**Task requirements:** Provide the data again in its entirety, exactly as given.

>>>>>

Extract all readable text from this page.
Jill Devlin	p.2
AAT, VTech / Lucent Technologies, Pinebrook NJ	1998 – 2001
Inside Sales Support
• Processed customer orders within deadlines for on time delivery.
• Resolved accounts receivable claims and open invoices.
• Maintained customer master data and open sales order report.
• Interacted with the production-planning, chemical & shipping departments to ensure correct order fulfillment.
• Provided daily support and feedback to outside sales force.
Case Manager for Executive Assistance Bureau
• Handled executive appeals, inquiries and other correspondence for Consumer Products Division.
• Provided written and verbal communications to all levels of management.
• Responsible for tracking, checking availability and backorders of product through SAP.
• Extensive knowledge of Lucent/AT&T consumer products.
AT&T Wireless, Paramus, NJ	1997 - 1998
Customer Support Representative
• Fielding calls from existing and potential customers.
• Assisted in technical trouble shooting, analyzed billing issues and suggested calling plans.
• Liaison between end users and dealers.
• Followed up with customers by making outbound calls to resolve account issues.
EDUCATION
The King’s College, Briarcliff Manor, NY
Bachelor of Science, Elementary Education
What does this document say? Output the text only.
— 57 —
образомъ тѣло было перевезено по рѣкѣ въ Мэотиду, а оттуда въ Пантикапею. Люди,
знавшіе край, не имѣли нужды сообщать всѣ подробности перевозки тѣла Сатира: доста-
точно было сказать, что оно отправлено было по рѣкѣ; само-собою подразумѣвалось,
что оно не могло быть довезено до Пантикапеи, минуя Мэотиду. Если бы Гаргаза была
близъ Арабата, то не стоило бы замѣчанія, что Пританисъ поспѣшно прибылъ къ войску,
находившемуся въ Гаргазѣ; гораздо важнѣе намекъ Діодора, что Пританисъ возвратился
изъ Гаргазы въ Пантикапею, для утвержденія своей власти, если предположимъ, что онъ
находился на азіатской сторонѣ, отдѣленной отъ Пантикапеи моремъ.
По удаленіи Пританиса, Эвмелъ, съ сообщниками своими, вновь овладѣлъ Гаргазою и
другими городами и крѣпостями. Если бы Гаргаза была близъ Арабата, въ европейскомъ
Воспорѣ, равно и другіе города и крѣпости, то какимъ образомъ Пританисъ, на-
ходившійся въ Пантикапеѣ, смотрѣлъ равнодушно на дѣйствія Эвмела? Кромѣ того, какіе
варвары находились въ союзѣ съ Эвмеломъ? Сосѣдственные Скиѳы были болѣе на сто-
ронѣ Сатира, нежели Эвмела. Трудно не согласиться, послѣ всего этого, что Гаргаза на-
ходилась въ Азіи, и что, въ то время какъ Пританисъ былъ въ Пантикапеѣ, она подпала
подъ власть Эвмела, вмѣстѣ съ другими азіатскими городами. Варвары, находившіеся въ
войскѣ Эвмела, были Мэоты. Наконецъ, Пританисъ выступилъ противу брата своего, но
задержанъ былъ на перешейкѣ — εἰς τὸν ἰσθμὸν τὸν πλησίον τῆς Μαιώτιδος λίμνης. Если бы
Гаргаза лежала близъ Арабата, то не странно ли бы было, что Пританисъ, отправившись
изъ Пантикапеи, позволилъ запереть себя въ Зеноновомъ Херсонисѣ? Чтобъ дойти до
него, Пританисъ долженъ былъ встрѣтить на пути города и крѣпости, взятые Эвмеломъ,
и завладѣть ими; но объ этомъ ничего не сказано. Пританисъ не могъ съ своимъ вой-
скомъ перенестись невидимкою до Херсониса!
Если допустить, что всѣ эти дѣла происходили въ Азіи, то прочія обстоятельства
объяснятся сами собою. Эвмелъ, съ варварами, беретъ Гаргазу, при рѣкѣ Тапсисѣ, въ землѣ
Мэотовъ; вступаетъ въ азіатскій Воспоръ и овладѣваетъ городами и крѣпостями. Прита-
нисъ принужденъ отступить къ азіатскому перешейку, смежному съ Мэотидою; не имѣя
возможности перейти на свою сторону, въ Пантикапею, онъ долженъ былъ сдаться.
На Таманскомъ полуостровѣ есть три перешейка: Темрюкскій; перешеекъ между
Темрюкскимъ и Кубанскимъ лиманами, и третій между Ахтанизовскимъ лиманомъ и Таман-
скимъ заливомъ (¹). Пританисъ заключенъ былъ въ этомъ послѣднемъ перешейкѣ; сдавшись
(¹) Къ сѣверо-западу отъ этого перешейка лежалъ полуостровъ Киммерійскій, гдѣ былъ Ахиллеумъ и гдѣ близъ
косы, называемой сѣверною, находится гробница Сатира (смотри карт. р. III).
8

<<<<<

**Result:**
Extract all readable text from this page.
Jill Devlin	p.2
AAT, VTech / Lucent Technologies, Pinebrook NJ	1998 – 2001
Inside Sales Support
• Processed customer orders within deadlines for on time delivery.
• Resolved accounts receivable claims and open invoices.
• Maintained customer master data and open sales order report.
• Interacted with the production-planning, chemical & shipping departments to ensure correct order fulfillment.
• Provided daily support and feedback to outside sales force.
Case Manager for Executive Assistance Bureau
• Handled executive appeals, inquiries and other correspondence for Consumer Products Division.
• Provided written and verbal communications to all levels of management.
• Responsible for tracking, checking availability and backorders of product through SAP.
• Extensive knowledge of Lucent/AT&T consumer products.
AT&T Wireless, Paramus, NJ	1997 - 1998
Customer Support Representative
• Fielding calls from existing and potential customers.
• Assisted in technical trouble shooting, analyzed billing issues and suggested calling plans.
• Liaison between end users and dealers.
• Followed up with customers by making outbound calls to resolve account issues.
EDUCATION
The King’s College, Briarcliff Manor, NY
Bachelor of Science, Elementary Education
What does this document say? Output the text only.
— 57 —
образомъ тѣло было перевезено по рѣкѣ въ Мэотиду, а оттуда въ Пантикапею. Люди,
знавшіе край, не имѣли нужды сообщать всѣ подробности перевозки тѣла Сатира: доста-
точно было сказать, что оно отправлено было по рѣкѣ; само-собою подразумѣвалось,
что оно не могло быть довезено до Пантикапеи, минуя Мэотиду. Если бы Гаргаза была
близъ Арабата, то не стоило бы замѣчанія, что Пританисъ поспѣшно прибылъ къ войску,
находившемуся въ Гаргазѣ; гораздо важнѣе намекъ Діодора, что Пританисъ возвратился
изъ Гаргазы въ Пантикапею, для утвержденія своей власти, если предположимъ, что онъ
находился на азіатской сторонѣ, отдѣленной отъ Пантикапеи моремъ.
По удаленіи Пританиса, Эвмелъ, съ сообщниками своими, вновь овладѣлъ Гаргазою и
другими городами и крѣпостями. Если бы Гаргаза была близъ Арабата, въ европейскомъ
Воспорѣ, равно и другіе города и крѣпости, то какимъ образомъ Пританисъ, на-
ходившійся въ Пантикапеѣ, смотрѣлъ равнодушно на дѣйствія Эвмела? Кромѣ того, какіе
варвары находились въ союзѣ съ Эвмеломъ? Сосѣдственные Скиѳы были болѣе на сто-
ронѣ Сатира, нежели Эвмела. Трудно не согласиться, послѣ всего этого, что Гаргаза на-
ходилась въ Азіи, и что, въ то время какъ Пританисъ былъ въ Пантикапеѣ, она подпала
подъ власть Эвмела, вмѣстѣ съ другими азіатскими городами. Варвары, находившіеся въ
войскѣ Эвмела, были Мэоты. Наконецъ, Пританисъ выступилъ противу брата своего, но
задержанъ былъ на перешейкѣ — εἰς τὸν ἰσθμὸν τὸν πλησίον τῆς Μαιώτιδος λίμνης. Если бы
Гаргаза лежала близъ Арабата, то не странно ли бы было, что Пританисъ, отправившись
изъ Пантикапеи, позволилъ запереть себя въ Зеноновомъ Херсонисѣ? Чтобъ дойти до
него, Пританисъ долженъ былъ встрѣтить на пути города и крѣпости, взятые Эвмеломъ,
и завладѣть ими; но объ этомъ ничего не сказано. Пританисъ не могъ съ своимъ вой-
скомъ перенестись невидимкою до Херсониса!
Если допустить, что всѣ эти дѣла происходили въ Азіи, то прочія обстоятельства
объяснятся сами собою. Эвмелъ, съ варварами, беретъ Гаргазу, при рѣкѣ Тапсисѣ, въ землѣ
Мэотовъ; вступаетъ въ азіатскій Воспоръ и овладѣваетъ городами и крѣпостями. Прита-
нисъ принужденъ отступить къ азіатскому перешейку, смежному съ Мэотидою; не имѣя
возможности перейти на свою сторону, въ Пантикапею, онъ долженъ былъ сдаться.
На Таманскомъ полуостровѣ есть три перешейка: Темрюкскій; перешеекъ между
Темрюкскимъ и Кубанскимъ лиманами, и третій между Ахтанизовскимъ лиманомъ и Таман-
скимъ заливомъ (¹). Пританисъ заключенъ былъ въ этомъ послѣднемъ перешейкѣ; сдавшись
(¹) Къ сѣверо-западу отъ этого перешейка лежалъ полуостровъ Киммерійскій, гдѣ былъ Ахиллеумъ и гдѣ близъ
косы, называемой сѣверною, находится гробница Сатира (смотри карт. р. III).
8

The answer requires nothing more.